Work to do: Retype every entry in its entirety, without alteration.

Information supplied:
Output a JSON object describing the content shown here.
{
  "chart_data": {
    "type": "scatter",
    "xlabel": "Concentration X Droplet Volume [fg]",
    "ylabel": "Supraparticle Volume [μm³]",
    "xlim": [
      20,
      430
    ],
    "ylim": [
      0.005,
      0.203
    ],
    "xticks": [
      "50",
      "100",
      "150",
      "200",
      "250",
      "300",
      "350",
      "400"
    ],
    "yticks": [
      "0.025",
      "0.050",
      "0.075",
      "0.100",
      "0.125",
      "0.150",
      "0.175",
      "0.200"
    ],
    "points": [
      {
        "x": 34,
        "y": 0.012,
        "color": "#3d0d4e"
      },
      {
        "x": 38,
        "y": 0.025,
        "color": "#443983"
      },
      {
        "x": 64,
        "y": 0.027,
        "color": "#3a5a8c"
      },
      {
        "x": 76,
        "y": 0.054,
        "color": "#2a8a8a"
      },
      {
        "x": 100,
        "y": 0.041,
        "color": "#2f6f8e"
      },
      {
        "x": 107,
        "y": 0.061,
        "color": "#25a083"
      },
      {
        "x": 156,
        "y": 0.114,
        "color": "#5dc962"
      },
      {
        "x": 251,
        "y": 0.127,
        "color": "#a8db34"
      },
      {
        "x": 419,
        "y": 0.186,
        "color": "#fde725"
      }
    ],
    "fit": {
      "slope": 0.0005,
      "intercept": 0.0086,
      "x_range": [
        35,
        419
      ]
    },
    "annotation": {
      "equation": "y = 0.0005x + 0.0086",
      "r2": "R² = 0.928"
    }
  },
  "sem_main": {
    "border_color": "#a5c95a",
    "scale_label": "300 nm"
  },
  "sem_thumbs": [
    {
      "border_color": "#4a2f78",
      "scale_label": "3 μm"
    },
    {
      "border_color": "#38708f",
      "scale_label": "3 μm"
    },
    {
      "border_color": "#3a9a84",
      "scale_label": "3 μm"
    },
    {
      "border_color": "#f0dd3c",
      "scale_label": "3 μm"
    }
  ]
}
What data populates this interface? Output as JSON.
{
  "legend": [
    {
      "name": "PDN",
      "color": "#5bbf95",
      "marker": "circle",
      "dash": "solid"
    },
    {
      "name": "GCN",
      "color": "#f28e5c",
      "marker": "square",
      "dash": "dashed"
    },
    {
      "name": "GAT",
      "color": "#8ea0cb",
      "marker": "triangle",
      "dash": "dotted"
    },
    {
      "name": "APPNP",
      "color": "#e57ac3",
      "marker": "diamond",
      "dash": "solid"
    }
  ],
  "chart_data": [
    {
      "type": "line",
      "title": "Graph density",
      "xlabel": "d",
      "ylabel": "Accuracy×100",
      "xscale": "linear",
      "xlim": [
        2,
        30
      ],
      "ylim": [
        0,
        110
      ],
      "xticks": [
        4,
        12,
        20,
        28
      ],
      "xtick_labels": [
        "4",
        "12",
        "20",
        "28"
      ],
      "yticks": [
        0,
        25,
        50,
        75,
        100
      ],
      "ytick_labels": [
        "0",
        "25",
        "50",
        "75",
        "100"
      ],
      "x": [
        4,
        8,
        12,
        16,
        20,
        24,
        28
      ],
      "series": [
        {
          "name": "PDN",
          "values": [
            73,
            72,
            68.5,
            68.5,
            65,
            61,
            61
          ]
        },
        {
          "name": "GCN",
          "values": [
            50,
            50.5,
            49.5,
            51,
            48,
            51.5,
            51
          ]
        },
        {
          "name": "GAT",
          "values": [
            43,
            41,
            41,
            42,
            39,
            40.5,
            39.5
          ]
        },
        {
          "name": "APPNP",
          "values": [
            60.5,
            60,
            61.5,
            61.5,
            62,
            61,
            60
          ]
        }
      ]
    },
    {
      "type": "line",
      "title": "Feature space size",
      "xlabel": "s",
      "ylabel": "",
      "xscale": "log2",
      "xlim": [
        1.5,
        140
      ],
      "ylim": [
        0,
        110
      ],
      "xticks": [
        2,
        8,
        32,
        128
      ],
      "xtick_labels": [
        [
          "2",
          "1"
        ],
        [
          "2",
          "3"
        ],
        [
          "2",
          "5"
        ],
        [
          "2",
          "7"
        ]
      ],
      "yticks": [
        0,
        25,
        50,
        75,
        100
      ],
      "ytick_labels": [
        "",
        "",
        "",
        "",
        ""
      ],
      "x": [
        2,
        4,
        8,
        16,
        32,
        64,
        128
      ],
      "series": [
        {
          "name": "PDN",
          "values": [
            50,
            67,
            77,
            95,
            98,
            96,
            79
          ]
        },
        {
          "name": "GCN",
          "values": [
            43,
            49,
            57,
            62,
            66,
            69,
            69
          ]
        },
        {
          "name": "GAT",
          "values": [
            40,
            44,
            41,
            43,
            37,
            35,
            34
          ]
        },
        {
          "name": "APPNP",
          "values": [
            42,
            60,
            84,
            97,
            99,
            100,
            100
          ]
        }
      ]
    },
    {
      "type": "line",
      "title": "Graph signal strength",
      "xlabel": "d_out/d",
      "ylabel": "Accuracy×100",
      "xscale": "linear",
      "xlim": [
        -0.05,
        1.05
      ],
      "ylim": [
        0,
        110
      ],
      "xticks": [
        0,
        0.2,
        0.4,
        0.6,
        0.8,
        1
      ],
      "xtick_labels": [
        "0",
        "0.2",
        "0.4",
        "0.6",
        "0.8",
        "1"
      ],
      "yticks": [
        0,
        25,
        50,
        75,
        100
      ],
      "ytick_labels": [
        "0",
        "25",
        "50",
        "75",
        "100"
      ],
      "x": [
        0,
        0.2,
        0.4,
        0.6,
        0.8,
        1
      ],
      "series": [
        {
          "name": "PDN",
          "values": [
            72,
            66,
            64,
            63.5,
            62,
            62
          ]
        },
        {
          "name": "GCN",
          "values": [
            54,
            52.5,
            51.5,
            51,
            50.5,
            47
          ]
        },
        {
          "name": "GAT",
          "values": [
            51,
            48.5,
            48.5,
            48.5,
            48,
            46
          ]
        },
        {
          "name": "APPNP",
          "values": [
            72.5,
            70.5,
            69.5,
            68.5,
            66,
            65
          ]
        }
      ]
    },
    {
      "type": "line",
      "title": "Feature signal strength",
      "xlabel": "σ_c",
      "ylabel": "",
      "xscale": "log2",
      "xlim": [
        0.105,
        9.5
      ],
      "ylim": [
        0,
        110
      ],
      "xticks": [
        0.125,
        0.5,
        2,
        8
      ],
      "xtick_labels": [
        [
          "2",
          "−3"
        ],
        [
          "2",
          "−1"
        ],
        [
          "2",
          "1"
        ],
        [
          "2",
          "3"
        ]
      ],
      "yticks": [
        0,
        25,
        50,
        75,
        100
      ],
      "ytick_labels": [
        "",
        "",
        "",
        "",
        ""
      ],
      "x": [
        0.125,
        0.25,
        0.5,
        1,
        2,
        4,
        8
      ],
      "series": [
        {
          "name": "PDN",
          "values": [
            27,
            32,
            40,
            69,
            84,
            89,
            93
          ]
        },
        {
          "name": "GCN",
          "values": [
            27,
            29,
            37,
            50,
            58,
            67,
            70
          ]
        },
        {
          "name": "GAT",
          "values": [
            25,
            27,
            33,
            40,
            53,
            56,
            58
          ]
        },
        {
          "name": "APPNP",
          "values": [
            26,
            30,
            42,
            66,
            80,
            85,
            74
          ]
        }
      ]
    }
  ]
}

Output for this task:
Output a JSON object describing the content shown here.
{
  "chart_data": {
    "type": "scatter",
    "xlabel": "Concentration X Droplet Volume [fg]",
    "ylabel": "Supraparticle Volume [μm³]",
    "xlim": [
      20,
      430
    ],
    "ylim": [
      0.005,
      0.203
    ],
    "xticks": [
      "50",
      "100",
      "150",
      "200",
      "250",
      "300",
      "350",
      "400"
    ],
    "yticks": [
      "0.025",
      "0.050",
      "0.075",
      "0.100",
      "0.125",
      "0.150",
      "0.175",
      "0.200"
    ],
    "points": [
      {
        "x": 34,
        "y": 0.012,
        "color": "#3d0d4e"
      },
      {
        "x": 38,
        "y": 0.025,
        "color": "#443983"
      },
      {
        "x": 64,
        "y": 0.027,
        "color": "#3a5a8c"
      },
      {
        "x": 76,
        "y": 0.054,
        "color": "#2a8a8a"
      },
      {
        "x": 100,
        "y": 0.041,
        "color": "#2f6f8e"
      },
      {
        "x": 107,
        "y": 0.061,
        "color": "#25a083"
      },
      {
        "x": 156,
        "y": 0.114,
        "color": "#5dc962"
      },
      {
        "x": 251,
        "y": 0.127,
        "color": "#a8db34"
      },
      {
        "x": 419,
        "y": 0.186,
        "color": "#fde725"
      }
    ],
    "fit": {
      "slope": 0.0005,
      "intercept": 0.0086,
      "x_range": [
        35,
        419
      ]
    },
    "annotation": {
      "equation": "y = 0.0005x + 0.0086",
      "r2": "R² = 0.928"
    }
  },
  "sem_main": {
    "border_color": "#a5c95a",
    "scale_label": "300 nm"
  },
  "sem_thumbs": [
    {
      "border_color": "#4a2f78",
      "scale_label": "3 μm"
    },
    {
      "border_color": "#38708f",
      "scale_label": "3 μm"
    },
    {
      "border_color": "#3a9a84",
      "scale_label": "3 μm"
    },
    {
      "border_color": "#f0dd3c",
      "scale_label": "3 μm"
    }
  ]
}
What data populates this interface? Output as JSON.
{
  "legend": [
    {
      "name": "PDN",
      "color": "#5bbf95",
      "marker": "circle",
      "dash": "solid"
    },
    {
      "name": "GCN",
      "color": "#f28e5c",
      "marker": "square",
      "dash": "dashed"
    },
    {
      "name": "GAT",
      "color": "#8ea0cb",
      "marker": "triangle",
      "dash": "dotted"
    },
    {
      "name": "APPNP",
      "color": "#e57ac3",
      "marker": "diamond",
      "dash": "solid"
    }
  ],
  "chart_data": [
    {
      "type": "line",
      "title": "Graph density",
      "xlabel": "d",
      "ylabel": "Accuracy×100",
      "xscale": "linear",
      "xlim": [
        2,
        30
      ],
      "ylim": [
        0,
        110
      ],
      "xticks": [
        4,
        12,
        20,
        28
      ],
      "xtick_labels": [
        "4",
        "12",
        "20",
        "28"
      ],
      "yticks": [
        0,
        25,
        50,
        75,
        100
      ],
      "ytick_labels": [
        "0",
        "25",
        "50",
        "75",
        "100"
      ],
      "x": [
        4,
        8,
        12,
        16,
        20,
        24,
        28
      ],
      "series": [
        {
          "name": "PDN",
          "values": [
            73,
            72,
            68.5,
            68.5,
            65,
            61,
            61
          ]
        },
        {
          "name": "GCN",
          "values": [
            50,
            50.5,
            49.5,
            51,
            48,
            51.5,
            51
          ]
        },
        {
          "name": "GAT",
          "values": [
            43,
            41,
            41,
            42,
            39,
            40.5,
            39.5
          ]
        },
        {
          "name": "APPNP",
          "values": [
            60.5,
            60,
            61.5,
            61.5,
            62,
            61,
            60
          ]
        }
      ]
    },
    {
      "type": "line",
      "title": "Feature space size",
      "xlabel": "s",
      "ylabel": "",
      "xscale": "log2",
      "xlim": [
        1.5,
        140
      ],
      "ylim": [
        0,
        110
      ],
      "xticks": [
        2,
        8,
        32,
        128
      ],
      "xtick_labels": [
        [
          "2",
          "1"
        ],
        [
          "2",
          "3"
        ],
        [
          "2",
          "5"
        ],
        [
          "2",
          "7"
        ]
      ],
      "yticks": [
        0,
        25,
        50,
        75,
        100
      ],
      "ytick_labels": [
        "",
        "",
        "",
        "",
        ""
      ],
      "x": [
        2,
        4,
        8,
        16,
        32,
        64,
        128
      ],
      "series": [
        {
          "name": "PDN",
          "values": [
            50,
            67,
            77,
            95,
            98,
            96,
            79
          ]
        },
        {
          "name": "GCN",
          "values": [
            43,
            49,
            57,
            62,
            66,
            69,
            69
          ]
        },
        {
          "name": "GAT",
          "values": [
            40,
            44,
            41,
            43,
            37,
            35,
            34
          ]
        },
        {
          "name": "APPNP",
          "values": [
            42,
            60,
            84,
            97,
            99,
            100,
            100
          ]
        }
      ]
    },
    {
      "type": "line",
      "title": "Graph signal strength",
      "xlabel": "d_out/d",
      "ylabel": "Accuracy×100",
      "xscale": "linear",
      "xlim": [
        -0.05,
        1.05
      ],
      "ylim": [
        0,
        110
      ],
      "xticks": [
        0,
        0.2,
        0.4,
        0.6,
        0.8,
        1
      ],
      "xtick_labels": [
        "0",
        "0.2",
        "0.4",
        "0.6",
        "0.8",
        "1"
      ],
      "yticks": [
        0,
        25,
        50,
        75,
        100
      ],
      "ytick_labels": [
        "0",
        "25",
        "50",
        "75",
        "100"
      ],
      "x": [
        0,
        0.2,
        0.4,
        0.6,
        0.8,
        1
      ],
      "series": [
        {
          "name": "PDN",
          "values": [
            72,
            66,
            64,
            63.5,
            62,
            62
          ]
        },
        {
          "name": "GCN",
          "values": [
            54,
            52.5,
            51.5,
            51,
            50.5,
            47
          ]
        },
        {
          "name": "GAT",
          "values": [
            51,
            48.5,
            48.5,
            48.5,
            48,
            46
          ]
        },
        {
          "name": "APPNP",
          "values": [
            72.5,
            70.5,
            69.5,
            68.5,
            66,
            65
          ]
        }
      ]
    },
    {
      "type": "line",
      "title": "Feature signal strength",
      "xlabel": "σ_c",
      "ylabel": "",
      "xscale": "log2",
      "xlim": [
        0.105,
        9.5
      ],
      "ylim": [
        0,
        110
      ],
      "xticks": [
        0.125,
        0.5,
        2,
        8
      ],
      "xtick_labels": [
        [
          "2",
          "−3"
        ],
        [
          "2",
          "−1"
        ],
        [
          "2",
          "1"
        ],
        [
          "2",
          "3"
        ]
      ],
      "yticks": [
        0,
        25,
        50,
        75,
        100
      ],
      "ytick_labels": [
        "",
        "",
        "",
        "",
        ""
      ],
      "x": [
        0.125,
        0.25,
        0.5,
        1,
        2,
        4,
        8
      ],
      "series": [
        {
          "name": "PDN",
          "values": [
            27,
            32,
            40,
            69,
            84,
            89,
            93
          ]
        },
        {
          "name": "GCN",
          "values": [
            27,
            29,
            37,
            50,
            58,
            67,
            70
          ]
        },
        {
          "name": "GAT",
          "values": [
            25,
            27,
            33,
            40,
            53,
            56,
            58
          ]
        },
        {
          "name": "APPNP",
          "values": [
            26,
            30,
            42,
            66,
            80,
            85,
            74
          ]
        }
      ]
    }
  ]
}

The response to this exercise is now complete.